-- Records to use start --

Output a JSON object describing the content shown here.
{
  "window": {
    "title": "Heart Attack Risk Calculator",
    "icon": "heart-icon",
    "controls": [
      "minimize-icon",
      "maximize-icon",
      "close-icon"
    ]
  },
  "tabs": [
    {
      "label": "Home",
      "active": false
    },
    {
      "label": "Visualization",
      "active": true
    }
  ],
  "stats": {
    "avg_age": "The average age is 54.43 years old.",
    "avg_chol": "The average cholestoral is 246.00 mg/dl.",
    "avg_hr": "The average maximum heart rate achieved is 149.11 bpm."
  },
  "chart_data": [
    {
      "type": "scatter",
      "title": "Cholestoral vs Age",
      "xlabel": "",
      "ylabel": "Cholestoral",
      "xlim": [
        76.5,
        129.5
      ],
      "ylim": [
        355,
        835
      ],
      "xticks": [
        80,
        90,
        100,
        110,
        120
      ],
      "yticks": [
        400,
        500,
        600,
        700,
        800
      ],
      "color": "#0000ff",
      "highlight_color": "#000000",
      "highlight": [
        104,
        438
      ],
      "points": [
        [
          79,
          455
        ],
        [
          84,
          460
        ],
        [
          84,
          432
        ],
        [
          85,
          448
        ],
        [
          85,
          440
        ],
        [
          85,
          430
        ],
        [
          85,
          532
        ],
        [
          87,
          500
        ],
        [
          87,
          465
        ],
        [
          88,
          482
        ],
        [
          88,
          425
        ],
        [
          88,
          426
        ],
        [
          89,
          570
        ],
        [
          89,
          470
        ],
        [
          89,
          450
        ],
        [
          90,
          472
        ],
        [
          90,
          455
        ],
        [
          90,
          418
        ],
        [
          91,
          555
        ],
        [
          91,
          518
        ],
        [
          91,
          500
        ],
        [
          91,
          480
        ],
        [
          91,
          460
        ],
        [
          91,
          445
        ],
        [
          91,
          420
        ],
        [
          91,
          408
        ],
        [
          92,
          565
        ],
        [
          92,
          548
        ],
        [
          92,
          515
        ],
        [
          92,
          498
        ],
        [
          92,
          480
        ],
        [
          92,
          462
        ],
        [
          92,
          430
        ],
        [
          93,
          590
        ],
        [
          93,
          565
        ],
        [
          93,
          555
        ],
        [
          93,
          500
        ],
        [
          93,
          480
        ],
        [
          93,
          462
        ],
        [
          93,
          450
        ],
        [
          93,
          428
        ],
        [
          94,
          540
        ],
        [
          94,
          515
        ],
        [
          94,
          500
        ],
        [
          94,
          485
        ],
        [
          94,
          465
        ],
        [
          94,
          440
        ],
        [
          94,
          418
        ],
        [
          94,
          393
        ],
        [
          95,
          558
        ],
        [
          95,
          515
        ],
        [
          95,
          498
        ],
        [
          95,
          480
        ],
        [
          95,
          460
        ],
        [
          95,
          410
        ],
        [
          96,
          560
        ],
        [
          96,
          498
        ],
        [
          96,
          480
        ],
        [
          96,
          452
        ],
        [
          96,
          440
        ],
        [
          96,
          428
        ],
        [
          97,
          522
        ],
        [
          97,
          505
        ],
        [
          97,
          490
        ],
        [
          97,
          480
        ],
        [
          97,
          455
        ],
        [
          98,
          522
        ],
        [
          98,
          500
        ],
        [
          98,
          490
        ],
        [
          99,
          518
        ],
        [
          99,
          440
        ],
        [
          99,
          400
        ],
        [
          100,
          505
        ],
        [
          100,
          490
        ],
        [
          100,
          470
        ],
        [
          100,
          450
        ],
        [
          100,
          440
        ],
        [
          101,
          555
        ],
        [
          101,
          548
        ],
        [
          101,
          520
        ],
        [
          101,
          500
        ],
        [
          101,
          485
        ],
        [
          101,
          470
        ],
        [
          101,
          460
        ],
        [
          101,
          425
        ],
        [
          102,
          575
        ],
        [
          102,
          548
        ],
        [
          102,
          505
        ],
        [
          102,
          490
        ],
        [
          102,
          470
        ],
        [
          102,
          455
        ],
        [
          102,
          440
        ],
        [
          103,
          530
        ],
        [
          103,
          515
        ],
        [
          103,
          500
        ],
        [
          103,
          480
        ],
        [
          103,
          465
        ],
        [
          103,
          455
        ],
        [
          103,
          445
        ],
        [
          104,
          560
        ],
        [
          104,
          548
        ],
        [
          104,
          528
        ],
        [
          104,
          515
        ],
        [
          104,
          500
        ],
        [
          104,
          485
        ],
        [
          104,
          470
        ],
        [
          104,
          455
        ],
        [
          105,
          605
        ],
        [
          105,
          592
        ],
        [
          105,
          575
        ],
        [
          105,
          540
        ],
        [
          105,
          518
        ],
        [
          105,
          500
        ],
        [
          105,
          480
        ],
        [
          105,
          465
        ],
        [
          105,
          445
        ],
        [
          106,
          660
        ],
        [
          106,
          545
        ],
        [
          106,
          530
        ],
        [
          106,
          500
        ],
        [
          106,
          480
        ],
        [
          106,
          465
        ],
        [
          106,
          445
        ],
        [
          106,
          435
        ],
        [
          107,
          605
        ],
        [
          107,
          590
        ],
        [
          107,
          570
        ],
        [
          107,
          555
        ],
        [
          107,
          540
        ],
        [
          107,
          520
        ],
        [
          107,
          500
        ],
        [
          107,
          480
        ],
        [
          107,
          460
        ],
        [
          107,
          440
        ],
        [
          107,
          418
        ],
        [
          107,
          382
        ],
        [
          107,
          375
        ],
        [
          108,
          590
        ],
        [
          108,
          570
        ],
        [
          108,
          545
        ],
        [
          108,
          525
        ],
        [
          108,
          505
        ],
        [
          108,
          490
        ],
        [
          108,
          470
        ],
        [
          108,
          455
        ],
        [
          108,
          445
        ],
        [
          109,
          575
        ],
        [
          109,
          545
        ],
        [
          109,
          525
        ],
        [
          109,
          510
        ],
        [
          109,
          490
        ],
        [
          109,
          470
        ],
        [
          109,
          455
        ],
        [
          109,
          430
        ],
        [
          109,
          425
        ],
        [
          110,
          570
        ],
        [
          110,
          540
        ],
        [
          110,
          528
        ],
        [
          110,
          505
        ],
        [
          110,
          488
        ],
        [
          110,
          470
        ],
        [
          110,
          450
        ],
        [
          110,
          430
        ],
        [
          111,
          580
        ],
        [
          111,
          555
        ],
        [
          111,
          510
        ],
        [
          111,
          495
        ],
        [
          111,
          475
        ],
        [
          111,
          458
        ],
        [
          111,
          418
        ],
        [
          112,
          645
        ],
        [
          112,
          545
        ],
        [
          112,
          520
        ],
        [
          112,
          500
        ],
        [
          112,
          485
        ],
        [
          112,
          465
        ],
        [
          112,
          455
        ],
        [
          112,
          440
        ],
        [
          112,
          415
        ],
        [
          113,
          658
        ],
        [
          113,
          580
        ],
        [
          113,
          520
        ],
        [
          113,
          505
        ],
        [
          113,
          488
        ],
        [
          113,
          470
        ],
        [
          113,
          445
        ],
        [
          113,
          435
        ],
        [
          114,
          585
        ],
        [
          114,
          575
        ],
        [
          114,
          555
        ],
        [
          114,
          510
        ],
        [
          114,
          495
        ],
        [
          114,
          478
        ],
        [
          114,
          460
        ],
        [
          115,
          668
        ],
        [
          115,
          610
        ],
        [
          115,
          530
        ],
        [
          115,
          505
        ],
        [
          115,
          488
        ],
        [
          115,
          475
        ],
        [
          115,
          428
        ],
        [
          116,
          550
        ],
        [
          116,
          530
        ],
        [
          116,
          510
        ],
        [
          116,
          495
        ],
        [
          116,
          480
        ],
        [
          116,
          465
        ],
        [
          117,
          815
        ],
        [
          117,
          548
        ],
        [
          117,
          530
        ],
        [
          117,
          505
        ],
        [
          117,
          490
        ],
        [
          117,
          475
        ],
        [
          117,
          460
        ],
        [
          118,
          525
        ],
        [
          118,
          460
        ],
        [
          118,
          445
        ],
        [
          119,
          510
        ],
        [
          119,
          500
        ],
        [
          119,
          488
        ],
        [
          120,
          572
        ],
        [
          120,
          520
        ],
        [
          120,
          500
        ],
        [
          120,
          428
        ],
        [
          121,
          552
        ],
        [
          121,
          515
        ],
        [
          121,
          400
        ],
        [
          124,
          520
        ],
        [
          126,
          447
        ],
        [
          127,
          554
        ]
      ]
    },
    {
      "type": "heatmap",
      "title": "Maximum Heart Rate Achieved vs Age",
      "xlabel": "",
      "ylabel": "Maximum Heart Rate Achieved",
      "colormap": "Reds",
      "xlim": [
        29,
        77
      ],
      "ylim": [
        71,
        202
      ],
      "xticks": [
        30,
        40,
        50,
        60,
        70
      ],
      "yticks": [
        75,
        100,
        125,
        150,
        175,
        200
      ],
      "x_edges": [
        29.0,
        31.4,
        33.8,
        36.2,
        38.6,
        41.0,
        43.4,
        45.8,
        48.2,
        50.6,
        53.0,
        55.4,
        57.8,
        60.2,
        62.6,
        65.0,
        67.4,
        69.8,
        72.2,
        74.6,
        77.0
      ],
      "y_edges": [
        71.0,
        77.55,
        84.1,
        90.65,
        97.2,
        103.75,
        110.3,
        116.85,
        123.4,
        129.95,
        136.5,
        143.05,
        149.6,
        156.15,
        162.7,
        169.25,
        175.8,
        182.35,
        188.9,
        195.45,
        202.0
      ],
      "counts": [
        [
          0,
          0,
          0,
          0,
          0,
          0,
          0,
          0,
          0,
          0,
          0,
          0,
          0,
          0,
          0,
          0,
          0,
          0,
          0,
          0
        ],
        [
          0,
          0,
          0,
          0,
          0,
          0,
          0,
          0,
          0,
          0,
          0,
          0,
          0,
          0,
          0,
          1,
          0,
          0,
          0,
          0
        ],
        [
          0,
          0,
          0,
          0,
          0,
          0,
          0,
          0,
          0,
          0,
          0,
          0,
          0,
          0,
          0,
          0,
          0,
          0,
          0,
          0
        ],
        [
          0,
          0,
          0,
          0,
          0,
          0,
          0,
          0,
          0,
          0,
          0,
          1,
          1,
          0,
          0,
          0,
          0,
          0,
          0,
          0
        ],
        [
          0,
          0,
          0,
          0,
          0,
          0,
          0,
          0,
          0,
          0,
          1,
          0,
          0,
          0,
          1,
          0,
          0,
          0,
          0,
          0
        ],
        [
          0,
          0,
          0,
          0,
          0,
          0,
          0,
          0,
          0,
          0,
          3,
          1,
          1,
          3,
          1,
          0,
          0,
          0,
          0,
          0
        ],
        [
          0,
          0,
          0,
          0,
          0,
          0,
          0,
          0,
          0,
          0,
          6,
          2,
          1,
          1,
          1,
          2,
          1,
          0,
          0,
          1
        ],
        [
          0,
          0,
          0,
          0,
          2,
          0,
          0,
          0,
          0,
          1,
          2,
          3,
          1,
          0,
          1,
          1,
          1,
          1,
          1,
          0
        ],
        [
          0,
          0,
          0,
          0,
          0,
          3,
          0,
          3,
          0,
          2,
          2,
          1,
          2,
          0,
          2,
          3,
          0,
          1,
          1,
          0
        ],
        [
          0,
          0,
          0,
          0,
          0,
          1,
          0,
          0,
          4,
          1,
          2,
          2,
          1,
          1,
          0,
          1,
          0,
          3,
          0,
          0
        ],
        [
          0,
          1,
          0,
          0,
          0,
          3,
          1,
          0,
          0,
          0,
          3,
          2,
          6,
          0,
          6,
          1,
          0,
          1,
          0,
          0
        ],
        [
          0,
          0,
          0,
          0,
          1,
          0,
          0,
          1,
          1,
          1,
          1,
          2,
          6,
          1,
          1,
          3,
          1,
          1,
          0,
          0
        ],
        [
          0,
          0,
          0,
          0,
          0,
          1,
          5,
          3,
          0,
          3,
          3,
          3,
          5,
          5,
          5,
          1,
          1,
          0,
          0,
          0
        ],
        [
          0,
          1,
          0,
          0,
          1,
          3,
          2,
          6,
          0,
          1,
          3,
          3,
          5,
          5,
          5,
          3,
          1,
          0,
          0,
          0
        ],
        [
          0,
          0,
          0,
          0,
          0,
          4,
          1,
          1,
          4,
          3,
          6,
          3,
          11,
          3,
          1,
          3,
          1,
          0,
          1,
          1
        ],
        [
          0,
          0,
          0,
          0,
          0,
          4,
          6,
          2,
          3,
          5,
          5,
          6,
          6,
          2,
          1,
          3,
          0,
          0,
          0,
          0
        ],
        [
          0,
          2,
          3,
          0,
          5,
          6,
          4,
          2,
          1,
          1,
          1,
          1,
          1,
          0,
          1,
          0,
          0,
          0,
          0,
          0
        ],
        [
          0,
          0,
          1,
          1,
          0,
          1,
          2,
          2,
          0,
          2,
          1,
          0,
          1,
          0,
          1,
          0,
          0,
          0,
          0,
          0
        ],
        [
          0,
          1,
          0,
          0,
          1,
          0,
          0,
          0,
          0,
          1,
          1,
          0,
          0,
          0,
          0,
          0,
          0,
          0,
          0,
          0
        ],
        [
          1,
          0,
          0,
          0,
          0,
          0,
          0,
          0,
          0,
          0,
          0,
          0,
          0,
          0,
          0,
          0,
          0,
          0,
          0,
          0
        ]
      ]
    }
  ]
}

-- Records to use end --

## Exercise instructions
Select every line where the word "average" occurs.

## Answer below
    "avg_age": "The average age is 54.43 years old.",
    "avg_chol": "The average cholestoral is 246.00 mg/dl.",
    "avg_hr": "The average maximum heart rate achieved is 149.11 bpm."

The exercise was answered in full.